§ **TASK GOAL**:
Give back all the data exactly, line by line.

§ **DATA EXTRACT**:
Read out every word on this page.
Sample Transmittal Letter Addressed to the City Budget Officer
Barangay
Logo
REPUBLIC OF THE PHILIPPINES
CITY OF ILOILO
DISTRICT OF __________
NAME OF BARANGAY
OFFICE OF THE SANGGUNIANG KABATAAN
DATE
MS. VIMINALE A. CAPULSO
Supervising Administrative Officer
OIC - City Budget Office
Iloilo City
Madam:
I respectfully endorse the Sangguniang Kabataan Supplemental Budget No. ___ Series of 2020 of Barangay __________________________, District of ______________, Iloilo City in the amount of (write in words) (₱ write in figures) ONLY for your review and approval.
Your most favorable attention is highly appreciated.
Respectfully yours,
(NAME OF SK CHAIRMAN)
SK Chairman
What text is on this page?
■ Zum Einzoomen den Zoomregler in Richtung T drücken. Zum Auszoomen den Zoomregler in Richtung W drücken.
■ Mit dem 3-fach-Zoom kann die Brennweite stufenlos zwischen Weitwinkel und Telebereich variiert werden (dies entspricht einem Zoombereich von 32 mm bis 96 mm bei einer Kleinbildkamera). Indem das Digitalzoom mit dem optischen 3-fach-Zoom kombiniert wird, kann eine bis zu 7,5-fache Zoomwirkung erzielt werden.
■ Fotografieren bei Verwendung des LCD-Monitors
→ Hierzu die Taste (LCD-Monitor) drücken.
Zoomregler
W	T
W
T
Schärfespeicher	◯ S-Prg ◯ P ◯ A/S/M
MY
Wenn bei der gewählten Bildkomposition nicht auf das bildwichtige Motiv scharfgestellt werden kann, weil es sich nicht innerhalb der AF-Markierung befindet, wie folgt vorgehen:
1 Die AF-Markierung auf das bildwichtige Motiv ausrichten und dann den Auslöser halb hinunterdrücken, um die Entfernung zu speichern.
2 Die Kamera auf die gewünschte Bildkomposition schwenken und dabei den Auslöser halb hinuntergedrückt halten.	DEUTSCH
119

§ **FULL OUTPUT**:
Read out every word on this page.
Sample Transmittal Letter Addressed to the City Budget Officer
Barangay
Logo
REPUBLIC OF THE PHILIPPINES
CITY OF ILOILO
DISTRICT OF __________
NAME OF BARANGAY
OFFICE OF THE SANGGUNIANG KABATAAN
DATE
MS. VIMINALE A. CAPULSO
Supervising Administrative Officer
OIC - City Budget Office
Iloilo City
Madam:
I respectfully endorse the Sangguniang Kabataan Supplemental Budget No. ___ Series of 2020 of Barangay __________________________, District of ______________, Iloilo City in the amount of (write in words) (₱ write in figures) ONLY for your review and approval.
Your most favorable attention is highly appreciated.
Respectfully yours,
(NAME OF SK CHAIRMAN)
SK Chairman
What text is on this page?
■ Zum Einzoomen den Zoomregler in Richtung T drücken. Zum Auszoomen den Zoomregler in Richtung W drücken.
■ Mit dem 3-fach-Zoom kann die Brennweite stufenlos zwischen Weitwinkel und Telebereich variiert werden (dies entspricht einem Zoombereich von 32 mm bis 96 mm bei einer Kleinbildkamera). Indem das Digitalzoom mit dem optischen 3-fach-Zoom kombiniert wird, kann eine bis zu 7,5-fache Zoomwirkung erzielt werden.
■ Fotografieren bei Verwendung des LCD-Monitors
→ Hierzu die Taste (LCD-Monitor) drücken.
Zoomregler
W	T
W
T
Schärfespeicher	◯ S-Prg ◯ P ◯ A/S/M
MY
Wenn bei der gewählten Bildkomposition nicht auf das bildwichtige Motiv scharfgestellt werden kann, weil es sich nicht innerhalb der AF-Markierung befindet, wie folgt vorgehen:
1 Die AF-Markierung auf das bildwichtige Motiv ausrichten und dann den Auslöser halb hinunterdrücken, um die Entfernung zu speichern.
2 Die Kamera auf die gewünschte Bildkomposition schwenken und dabei den Auslöser halb hinuntergedrückt halten.	DEUTSCH
119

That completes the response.